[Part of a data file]
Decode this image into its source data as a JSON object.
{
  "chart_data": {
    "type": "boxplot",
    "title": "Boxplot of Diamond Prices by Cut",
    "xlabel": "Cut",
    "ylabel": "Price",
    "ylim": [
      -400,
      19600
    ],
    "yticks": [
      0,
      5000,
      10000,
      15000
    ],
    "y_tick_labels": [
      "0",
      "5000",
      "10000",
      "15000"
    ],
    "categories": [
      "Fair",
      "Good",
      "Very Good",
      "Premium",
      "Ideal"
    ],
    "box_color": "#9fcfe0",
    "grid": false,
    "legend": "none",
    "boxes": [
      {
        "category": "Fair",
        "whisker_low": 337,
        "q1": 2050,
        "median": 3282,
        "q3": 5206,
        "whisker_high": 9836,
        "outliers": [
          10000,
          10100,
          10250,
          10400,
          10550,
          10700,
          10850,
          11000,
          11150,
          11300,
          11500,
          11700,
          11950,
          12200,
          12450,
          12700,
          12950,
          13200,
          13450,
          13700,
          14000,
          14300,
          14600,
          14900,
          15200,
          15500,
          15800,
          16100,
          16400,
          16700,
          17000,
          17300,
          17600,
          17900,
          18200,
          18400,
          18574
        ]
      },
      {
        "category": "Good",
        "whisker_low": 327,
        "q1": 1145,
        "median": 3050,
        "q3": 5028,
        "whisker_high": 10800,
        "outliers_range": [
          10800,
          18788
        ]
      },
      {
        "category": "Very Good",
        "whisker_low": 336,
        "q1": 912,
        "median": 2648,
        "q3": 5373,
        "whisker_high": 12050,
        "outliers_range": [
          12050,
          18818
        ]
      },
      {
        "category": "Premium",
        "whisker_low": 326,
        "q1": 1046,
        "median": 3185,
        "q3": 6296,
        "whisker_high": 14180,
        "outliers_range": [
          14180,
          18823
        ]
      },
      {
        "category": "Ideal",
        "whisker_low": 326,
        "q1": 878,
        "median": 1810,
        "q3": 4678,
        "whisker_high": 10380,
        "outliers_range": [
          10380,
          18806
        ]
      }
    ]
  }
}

* **Task statement**: Using the listing above, show each line holding the string "category".

* **Answer to the exercise**:
        "category": "Fair",
        "category": "Good",
        "category": "Very Good",
        "category": "Premium",
        "category": "Ideal",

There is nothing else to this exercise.